## AVAILABLE DATA

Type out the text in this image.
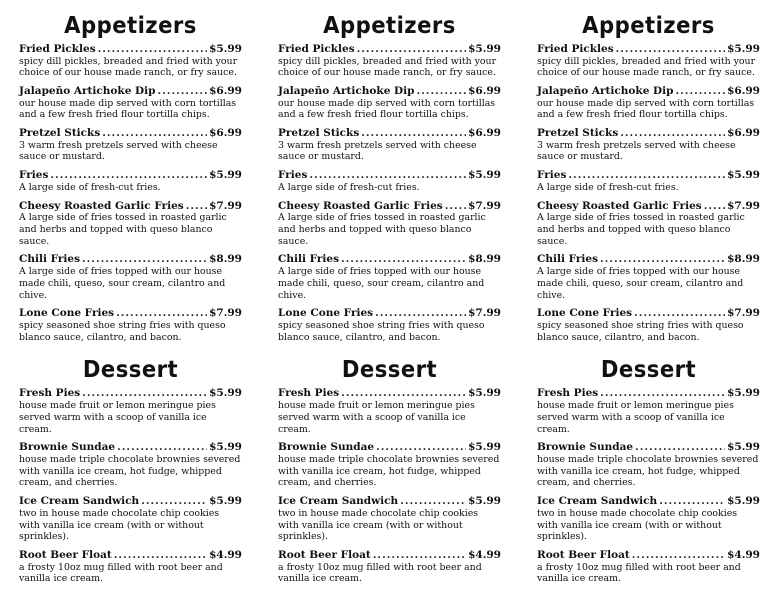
Appetizers
Fried Pickles .....	$5.99

spicy dill pickles, breaded and fried with your choice of our house made ranch, or fry sauce.

Jalapeño Artichoke Dip .....	$6.99

our house made dip served with corn tortillas and a few fresh fried flour tortilla chips.

Pretzel Sticks .....	$6.99

3 warm fresh pretzels served with cheese sauce or mustard.

Fries .....	$5.99

A large side of fresh-cut fries.

Cheesy Roasted Garlic Fries ..... $7.99

A large side of fries tossed in roasted garlic and herbs and topped with queso blanco sauce.

Chili Fries .....	$8.99

A large side of fries topped with our house made chili, queso, sour cream, cilantro and chive.

Lone Cone Fries .....	$7.99

spicy seasoned shoe string fries with queso blanco sauce, cilantro, and bacon.

Dessert
Fresh Pies .....	$5.99

house made fruit or lemon meringue pies served warm with a scoop of vanilla ice cream.

Brownie Sundae .....	$5.99

house made triple chocolate brownies severed with vanilla ice cream, hot fudge, whipped cream, and cherries.

Ice Cream Sandwich .....	$5.99

two in house made chocolate chip cookies with vanilla ice cream (with or without sprinkles).

Root Beer Float .....	$4.99

a frosty 10oz mug filled with root beer and vanilla ice cream.

Appetizers
Fried Pickles .....	$5.99

spicy dill pickles, breaded and fried with your choice of our house made ranch, or fry sauce.

Jalapeño Artichoke Dip .....	$6.99

our house made dip served with corn tortillas and a few fresh fried flour tortilla chips.

Pretzel Sticks .....	$6.99

3 warm fresh pretzels served with cheese sauce or mustard.

Fries .....	$5.99

A large side of fresh-cut fries.

Cheesy Roasted Garlic Fries ..... $7.99

A large side of fries tossed in roasted garlic and herbs and topped with queso blanco sauce.

Chili Fries .....	$8.99

A large side of fries topped with our house made chili, queso, sour cream, cilantro and chive.

Lone Cone Fries .....	$7.99

spicy seasoned shoe string fries with queso blanco sauce, cilantro, and bacon.

Dessert
Fresh Pies .....	$5.99

house made fruit or lemon meringue pies served warm with a scoop of vanilla ice cream.

Brownie Sundae .....	$5.99

house made triple chocolate brownies severed with vanilla ice cream, hot fudge, whipped cream, and cherries.

Ice Cream Sandwich .....	$5.99

two in house made chocolate chip cookies with vanilla ice cream (with or without sprinkles).

Root Beer Float .....	$4.99

a frosty 10oz mug filled with root beer and vanilla ice cream.

Appetizers
Fried Pickles .....	$5.99

spicy dill pickles, breaded and fried with your choice of our house made ranch, or fry sauce.

Jalapeño Artichoke Dip .....	$6.99

our house made dip served with corn tortillas and a few fresh fried flour tortilla chips.

Pretzel Sticks .....	$6.99

3 warm fresh pretzels served with cheese sauce or mustard.

Fries .....	$5.99

A large side of fresh-cut fries.

Cheesy Roasted Garlic Fries ..... $7.99

A large side of fries tossed in roasted garlic and herbs and topped with queso blanco sauce.

Chili Fries .....	$8.99

A large side of fries topped with our house made chili, queso, sour cream, cilantro and chive.

Lone Cone Fries .....	$7.99

spicy seasoned shoe string fries with queso blanco sauce, cilantro, and bacon.

Dessert
Fresh Pies .....	$5.99

house made fruit or lemon meringue pies served warm with a scoop of vanilla ice cream.

Brownie Sundae .....	$5.99

house made triple chocolate brownies severed with vanilla ice cream, hot fudge, whipped cream, and cherries.

Ice Cream Sandwich .....	$5.99

two in house made chocolate chip cookies with vanilla ice cream (with or without sprinkles).

Root Beer Float .....	$4.99

a frosty 10oz mug filled with root beer and vanilla ice cream.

## WHAT YOU ARE ASKED TO DO
Make an exact copy of every entry above, minus the images.

## WRITTEN RESPONSE
Type out the text in this image.
Appetizers
Fried Pickles .....	$5.99

spicy dill pickles, breaded and fried with your choice of our house made ranch, or fry sauce.

Jalapeño Artichoke Dip .....	$6.99

our house made dip served with corn tortillas and a few fresh fried flour tortilla chips.

Pretzel Sticks .....	$6.99

3 warm fresh pretzels served with cheese sauce or mustard.

Fries .....	$5.99

A large side of fresh-cut fries.

Cheesy Roasted Garlic Fries ..... $7.99

A large side of fries tossed in roasted garlic and herbs and topped with queso blanco sauce.

Chili Fries .....	$8.99

A large side of fries topped with our house made chili, queso, sour cream, cilantro and chive.

Lone Cone Fries .....	$7.99

spicy seasoned shoe string fries with queso blanco sauce, cilantro, and bacon.

Dessert
Fresh Pies .....	$5.99

house made fruit or lemon meringue pies served warm with a scoop of vanilla ice cream.

Brownie Sundae .....	$5.99

house made triple chocolate brownies severed with vanilla ice cream, hot fudge, whipped cream, and cherries.

Ice Cream Sandwich .....	$5.99

two in house made chocolate chip cookies with vanilla ice cream (with or without sprinkles).

Root Beer Float .....	$4.99

a frosty 10oz mug filled with root beer and vanilla ice cream.

Appetizers
Fried Pickles .....	$5.99

spicy dill pickles, breaded and fried with your choice of our house made ranch, or fry sauce.

Jalapeño Artichoke Dip .....	$6.99

our house made dip served with corn tortillas and a few fresh fried flour tortilla chips.

Pretzel Sticks .....	$6.99

3 warm fresh pretzels served with cheese sauce or mustard.

Fries .....	$5.99

A large side of fresh-cut fries.

Cheesy Roasted Garlic Fries ..... $7.99

A large side of fries tossed in roasted garlic and herbs and topped with queso blanco sauce.

Chili Fries .....	$8.99

A large side of fries topped with our house made chili, queso, sour cream, cilantro and chive.

Lone Cone Fries .....	$7.99

spicy seasoned shoe string fries with queso blanco sauce, cilantro, and bacon.

Dessert
Fresh Pies .....	$5.99

house made fruit or lemon meringue pies served warm with a scoop of vanilla ice cream.

Brownie Sundae .....	$5.99

house made triple chocolate brownies severed with vanilla ice cream, hot fudge, whipped cream, and cherries.

Ice Cream Sandwich .....	$5.99

two in house made chocolate chip cookies with vanilla ice cream (with or without sprinkles).

Root Beer Float .....	$4.99

a frosty 10oz mug filled with root beer and vanilla ice cream.

Appetizers
Fried Pickles .....	$5.99

spicy dill pickles, breaded and fried with your choice of our house made ranch, or fry sauce.

Jalapeño Artichoke Dip .....	$6.99

our house made dip served with corn tortillas and a few fresh fried flour tortilla chips.

Pretzel Sticks .....	$6.99

3 warm fresh pretzels served with cheese sauce or mustard.

Fries .....	$5.99

A large side of fresh-cut fries.

Cheesy Roasted Garlic Fries ..... $7.99

A large side of fries tossed in roasted garlic and herbs and topped with queso blanco sauce.

Chili Fries .....	$8.99

A large side of fries topped with our house made chili, queso, sour cream, cilantro and chive.

Lone Cone Fries .....	$7.99

spicy seasoned shoe string fries with queso blanco sauce, cilantro, and bacon.

Dessert
Fresh Pies .....	$5.99

house made fruit or lemon meringue pies served warm with a scoop of vanilla ice cream.

Brownie Sundae .....	$5.99

house made triple chocolate brownies severed with vanilla ice cream, hot fudge, whipped cream, and cherries.

Ice Cream Sandwich .....	$5.99

two in house made chocolate chip cookies with vanilla ice cream (with or without sprinkles).

Root Beer Float .....	$4.99

a frosty 10oz mug filled with root beer and vanilla ice cream.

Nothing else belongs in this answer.